Work to be completed = Copy out all lines of the records in which the word "delta" appears.

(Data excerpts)
══════════

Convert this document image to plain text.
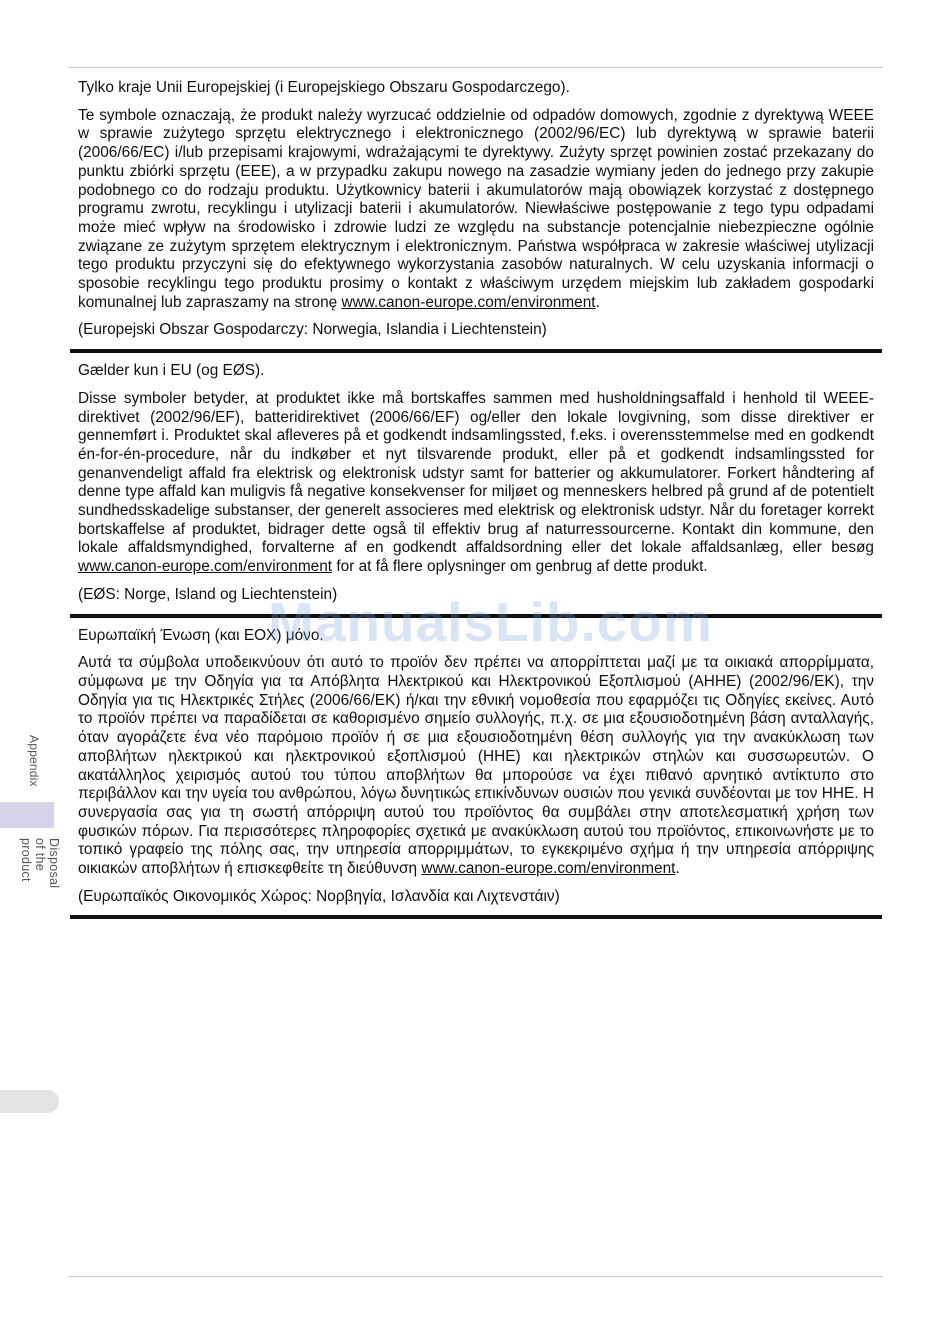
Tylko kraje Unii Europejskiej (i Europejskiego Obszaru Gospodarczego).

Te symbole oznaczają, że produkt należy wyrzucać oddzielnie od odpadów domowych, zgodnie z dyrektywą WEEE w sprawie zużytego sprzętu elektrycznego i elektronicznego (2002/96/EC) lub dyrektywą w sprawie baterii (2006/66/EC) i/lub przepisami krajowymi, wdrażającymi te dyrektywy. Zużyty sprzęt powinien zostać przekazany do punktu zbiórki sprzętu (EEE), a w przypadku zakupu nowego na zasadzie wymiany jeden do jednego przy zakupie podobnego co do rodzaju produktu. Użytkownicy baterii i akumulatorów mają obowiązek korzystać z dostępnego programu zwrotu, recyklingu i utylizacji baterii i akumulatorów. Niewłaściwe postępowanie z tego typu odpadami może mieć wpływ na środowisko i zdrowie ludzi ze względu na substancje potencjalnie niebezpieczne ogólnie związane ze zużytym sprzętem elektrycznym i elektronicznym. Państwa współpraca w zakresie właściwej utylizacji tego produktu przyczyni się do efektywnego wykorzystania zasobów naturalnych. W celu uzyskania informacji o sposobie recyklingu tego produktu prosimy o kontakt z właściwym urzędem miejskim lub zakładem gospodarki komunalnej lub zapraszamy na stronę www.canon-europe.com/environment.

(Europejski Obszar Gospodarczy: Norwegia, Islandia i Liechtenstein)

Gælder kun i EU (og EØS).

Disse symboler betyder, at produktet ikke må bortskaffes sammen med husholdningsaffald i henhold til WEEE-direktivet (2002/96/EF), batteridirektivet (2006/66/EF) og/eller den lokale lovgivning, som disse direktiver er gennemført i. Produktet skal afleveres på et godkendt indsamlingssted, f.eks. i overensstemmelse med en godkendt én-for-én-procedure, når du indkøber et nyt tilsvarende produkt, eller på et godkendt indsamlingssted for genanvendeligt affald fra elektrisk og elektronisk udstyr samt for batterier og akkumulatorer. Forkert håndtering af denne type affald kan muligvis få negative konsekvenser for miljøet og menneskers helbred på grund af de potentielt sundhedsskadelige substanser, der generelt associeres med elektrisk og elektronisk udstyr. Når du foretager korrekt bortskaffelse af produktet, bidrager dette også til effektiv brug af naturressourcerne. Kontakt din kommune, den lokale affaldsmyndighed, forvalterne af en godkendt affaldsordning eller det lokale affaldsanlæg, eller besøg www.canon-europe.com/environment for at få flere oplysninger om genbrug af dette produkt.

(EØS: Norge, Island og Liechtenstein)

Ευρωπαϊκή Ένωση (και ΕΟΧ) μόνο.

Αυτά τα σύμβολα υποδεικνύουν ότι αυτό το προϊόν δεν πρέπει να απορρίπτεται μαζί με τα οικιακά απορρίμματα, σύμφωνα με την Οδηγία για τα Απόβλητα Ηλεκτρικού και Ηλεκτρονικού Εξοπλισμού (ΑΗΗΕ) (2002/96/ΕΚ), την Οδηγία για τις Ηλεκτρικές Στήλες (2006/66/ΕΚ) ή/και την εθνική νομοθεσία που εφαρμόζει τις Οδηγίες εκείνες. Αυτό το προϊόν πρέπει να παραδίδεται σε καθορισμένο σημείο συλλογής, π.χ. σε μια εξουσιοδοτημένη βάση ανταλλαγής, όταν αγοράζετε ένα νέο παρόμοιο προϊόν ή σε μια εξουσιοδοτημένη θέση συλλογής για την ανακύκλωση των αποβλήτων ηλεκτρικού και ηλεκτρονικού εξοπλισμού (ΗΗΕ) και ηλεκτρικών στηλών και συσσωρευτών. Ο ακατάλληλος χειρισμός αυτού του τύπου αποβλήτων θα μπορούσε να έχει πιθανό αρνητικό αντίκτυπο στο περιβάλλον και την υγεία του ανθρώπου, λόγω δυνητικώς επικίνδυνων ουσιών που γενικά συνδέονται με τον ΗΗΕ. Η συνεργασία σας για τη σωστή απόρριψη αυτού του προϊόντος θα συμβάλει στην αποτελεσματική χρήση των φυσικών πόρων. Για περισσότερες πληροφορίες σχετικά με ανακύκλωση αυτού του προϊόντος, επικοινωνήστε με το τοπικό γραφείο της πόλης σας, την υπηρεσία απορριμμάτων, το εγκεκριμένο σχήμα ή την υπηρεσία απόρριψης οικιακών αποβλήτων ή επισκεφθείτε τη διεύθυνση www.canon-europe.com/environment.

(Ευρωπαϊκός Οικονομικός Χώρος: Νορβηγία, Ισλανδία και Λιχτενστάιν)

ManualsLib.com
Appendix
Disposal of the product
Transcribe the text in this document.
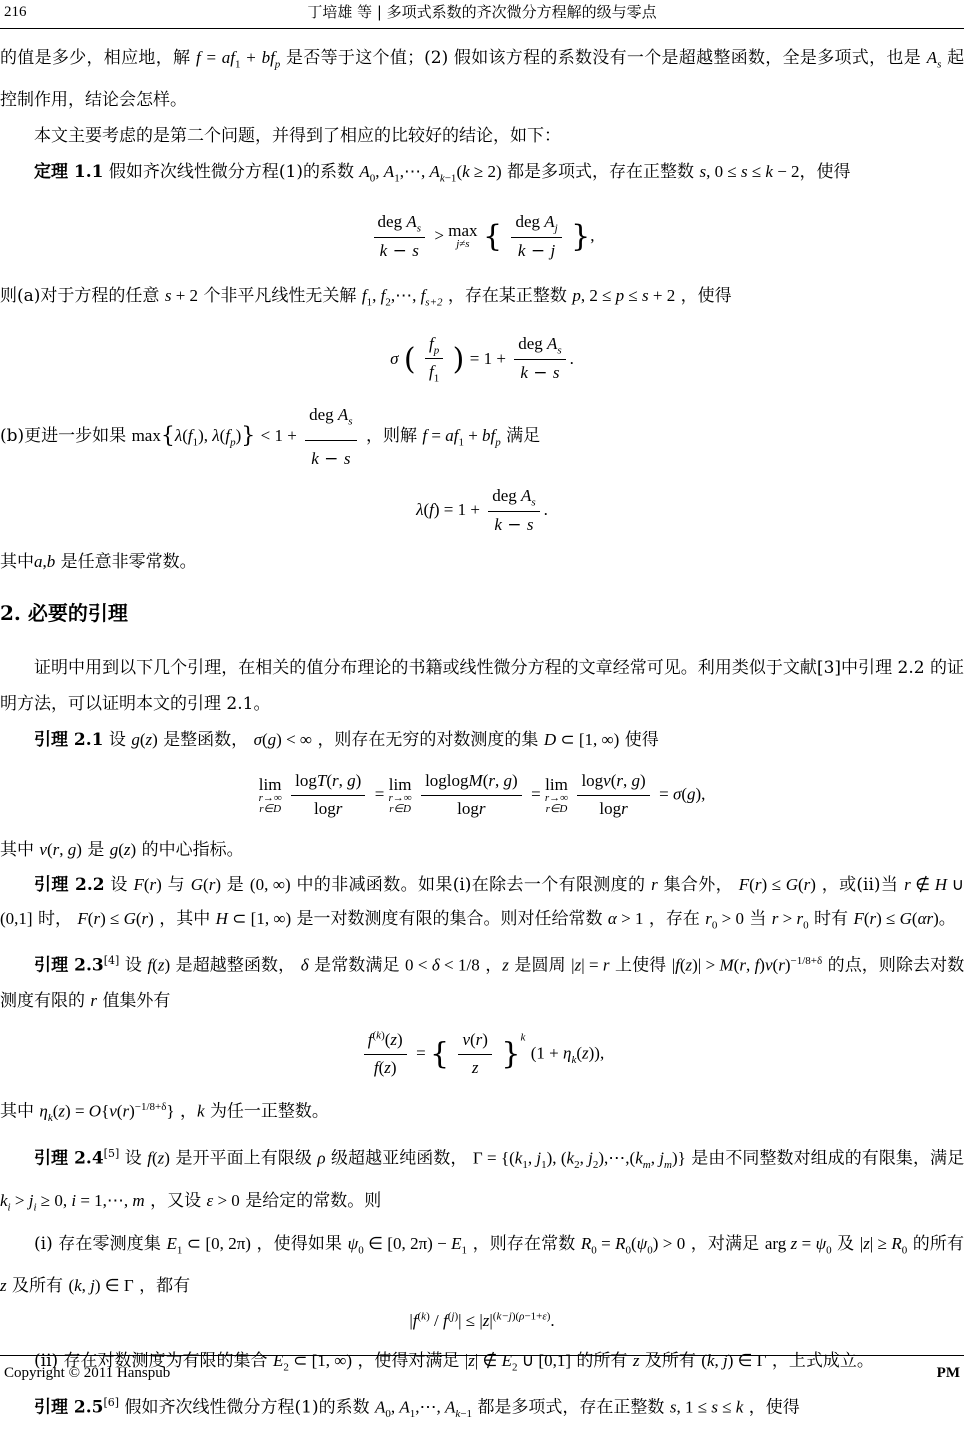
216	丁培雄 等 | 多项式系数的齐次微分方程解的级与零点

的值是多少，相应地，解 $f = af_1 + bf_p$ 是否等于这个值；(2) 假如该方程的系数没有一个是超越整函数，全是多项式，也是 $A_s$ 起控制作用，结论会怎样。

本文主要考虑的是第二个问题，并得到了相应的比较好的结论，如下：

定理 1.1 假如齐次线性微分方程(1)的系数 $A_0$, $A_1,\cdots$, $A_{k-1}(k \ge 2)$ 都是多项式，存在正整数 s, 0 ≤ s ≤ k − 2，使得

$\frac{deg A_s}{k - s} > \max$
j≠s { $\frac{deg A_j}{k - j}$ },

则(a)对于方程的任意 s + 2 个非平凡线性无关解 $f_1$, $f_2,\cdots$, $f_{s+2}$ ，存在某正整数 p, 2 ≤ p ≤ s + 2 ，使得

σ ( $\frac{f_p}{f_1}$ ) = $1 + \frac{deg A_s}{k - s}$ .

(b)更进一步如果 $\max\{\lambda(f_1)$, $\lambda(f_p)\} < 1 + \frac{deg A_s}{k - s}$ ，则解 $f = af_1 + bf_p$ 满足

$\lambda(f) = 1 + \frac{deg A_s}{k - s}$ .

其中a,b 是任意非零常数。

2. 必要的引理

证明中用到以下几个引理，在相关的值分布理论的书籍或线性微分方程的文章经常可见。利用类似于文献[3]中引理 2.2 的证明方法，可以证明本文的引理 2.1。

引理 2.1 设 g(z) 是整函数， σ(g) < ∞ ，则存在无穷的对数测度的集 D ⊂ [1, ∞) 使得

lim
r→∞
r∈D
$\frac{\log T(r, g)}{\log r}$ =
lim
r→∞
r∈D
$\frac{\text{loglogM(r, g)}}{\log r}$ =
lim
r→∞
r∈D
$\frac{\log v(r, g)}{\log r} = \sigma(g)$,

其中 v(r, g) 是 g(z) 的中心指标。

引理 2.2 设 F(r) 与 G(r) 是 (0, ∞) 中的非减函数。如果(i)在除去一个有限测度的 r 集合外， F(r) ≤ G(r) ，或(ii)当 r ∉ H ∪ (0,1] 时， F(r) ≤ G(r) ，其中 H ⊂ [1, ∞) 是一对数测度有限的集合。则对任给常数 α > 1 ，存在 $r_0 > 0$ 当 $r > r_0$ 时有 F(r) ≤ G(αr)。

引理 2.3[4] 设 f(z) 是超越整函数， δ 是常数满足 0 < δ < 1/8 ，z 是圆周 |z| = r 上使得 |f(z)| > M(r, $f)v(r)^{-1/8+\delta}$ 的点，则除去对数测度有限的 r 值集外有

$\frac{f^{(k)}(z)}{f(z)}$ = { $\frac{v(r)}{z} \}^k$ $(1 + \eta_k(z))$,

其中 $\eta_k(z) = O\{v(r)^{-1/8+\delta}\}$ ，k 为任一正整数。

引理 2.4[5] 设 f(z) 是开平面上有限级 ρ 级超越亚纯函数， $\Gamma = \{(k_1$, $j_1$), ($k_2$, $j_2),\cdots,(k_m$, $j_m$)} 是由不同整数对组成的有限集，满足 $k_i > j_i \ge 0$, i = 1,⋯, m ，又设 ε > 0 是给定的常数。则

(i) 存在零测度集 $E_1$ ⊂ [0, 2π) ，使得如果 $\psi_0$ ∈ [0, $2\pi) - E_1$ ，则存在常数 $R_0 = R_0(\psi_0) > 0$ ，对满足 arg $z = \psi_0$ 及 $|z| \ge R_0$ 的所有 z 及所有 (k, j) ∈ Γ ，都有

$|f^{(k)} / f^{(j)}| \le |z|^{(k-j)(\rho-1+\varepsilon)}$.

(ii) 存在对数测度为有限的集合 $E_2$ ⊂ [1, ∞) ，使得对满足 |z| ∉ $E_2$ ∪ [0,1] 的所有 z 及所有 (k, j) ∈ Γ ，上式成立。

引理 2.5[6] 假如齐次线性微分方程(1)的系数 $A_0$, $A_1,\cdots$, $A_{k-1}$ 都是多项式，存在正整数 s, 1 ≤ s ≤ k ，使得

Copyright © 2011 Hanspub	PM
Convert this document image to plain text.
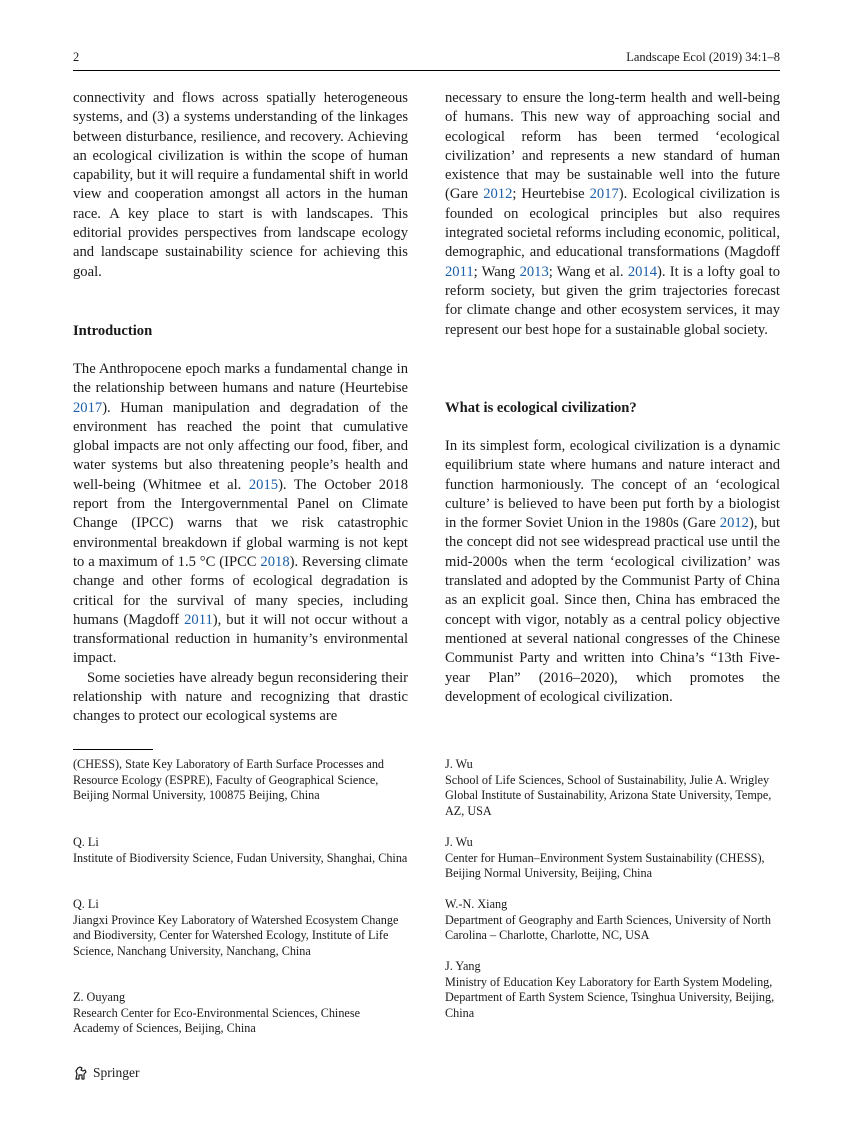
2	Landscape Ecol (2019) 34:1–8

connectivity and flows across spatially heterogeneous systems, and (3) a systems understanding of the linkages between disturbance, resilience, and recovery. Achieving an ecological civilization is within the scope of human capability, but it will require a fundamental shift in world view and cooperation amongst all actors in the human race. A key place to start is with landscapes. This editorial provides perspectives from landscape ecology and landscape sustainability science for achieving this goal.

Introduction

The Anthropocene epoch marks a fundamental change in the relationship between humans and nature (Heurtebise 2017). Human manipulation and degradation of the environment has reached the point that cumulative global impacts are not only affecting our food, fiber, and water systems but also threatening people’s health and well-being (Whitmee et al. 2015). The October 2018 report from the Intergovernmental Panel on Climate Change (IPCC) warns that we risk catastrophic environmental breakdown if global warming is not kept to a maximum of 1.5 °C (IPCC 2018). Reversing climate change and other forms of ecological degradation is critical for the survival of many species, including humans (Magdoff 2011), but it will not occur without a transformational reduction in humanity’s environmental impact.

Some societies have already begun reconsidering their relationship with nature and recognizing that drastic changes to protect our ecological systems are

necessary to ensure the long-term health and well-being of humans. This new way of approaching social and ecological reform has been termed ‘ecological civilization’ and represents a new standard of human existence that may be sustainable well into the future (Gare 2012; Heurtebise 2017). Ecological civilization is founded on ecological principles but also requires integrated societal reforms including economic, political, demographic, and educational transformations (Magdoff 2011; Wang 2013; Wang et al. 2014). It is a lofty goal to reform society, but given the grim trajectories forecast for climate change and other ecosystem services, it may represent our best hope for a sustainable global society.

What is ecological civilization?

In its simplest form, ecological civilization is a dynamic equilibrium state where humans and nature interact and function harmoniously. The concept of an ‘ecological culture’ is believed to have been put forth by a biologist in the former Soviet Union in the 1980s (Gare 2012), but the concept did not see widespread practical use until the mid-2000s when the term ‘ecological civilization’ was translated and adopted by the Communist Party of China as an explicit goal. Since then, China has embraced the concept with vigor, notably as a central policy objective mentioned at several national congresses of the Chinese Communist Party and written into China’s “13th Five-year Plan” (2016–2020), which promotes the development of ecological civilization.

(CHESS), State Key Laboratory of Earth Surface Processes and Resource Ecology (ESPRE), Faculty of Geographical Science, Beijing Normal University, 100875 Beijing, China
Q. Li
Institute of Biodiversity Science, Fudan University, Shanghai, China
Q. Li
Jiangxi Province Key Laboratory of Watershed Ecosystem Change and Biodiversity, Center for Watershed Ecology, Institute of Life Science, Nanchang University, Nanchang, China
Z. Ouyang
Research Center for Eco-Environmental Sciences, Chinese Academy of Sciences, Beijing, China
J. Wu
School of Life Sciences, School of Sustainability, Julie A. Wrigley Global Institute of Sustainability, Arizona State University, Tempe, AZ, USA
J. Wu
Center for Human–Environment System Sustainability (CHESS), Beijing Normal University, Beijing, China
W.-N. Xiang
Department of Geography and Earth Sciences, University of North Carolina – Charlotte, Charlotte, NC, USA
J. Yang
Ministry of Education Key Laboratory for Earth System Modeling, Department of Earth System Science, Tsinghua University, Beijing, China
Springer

══════════

Result of the exercise =
引理 2.3[4] 设 f(z) 是超越整函数， δ 是常数满足 0 < δ < 1/8 ，z 是圆周 |z| = r 上使得 |f(z)| > M(r, $f)v(r)^{-1/8+\delta}$ 的点，则除去对数测度有限的 r 值集外有
其中 $\eta_k(z) = O\{v(r)^{-1/8+\delta}\}$ ，k 为任一正整数。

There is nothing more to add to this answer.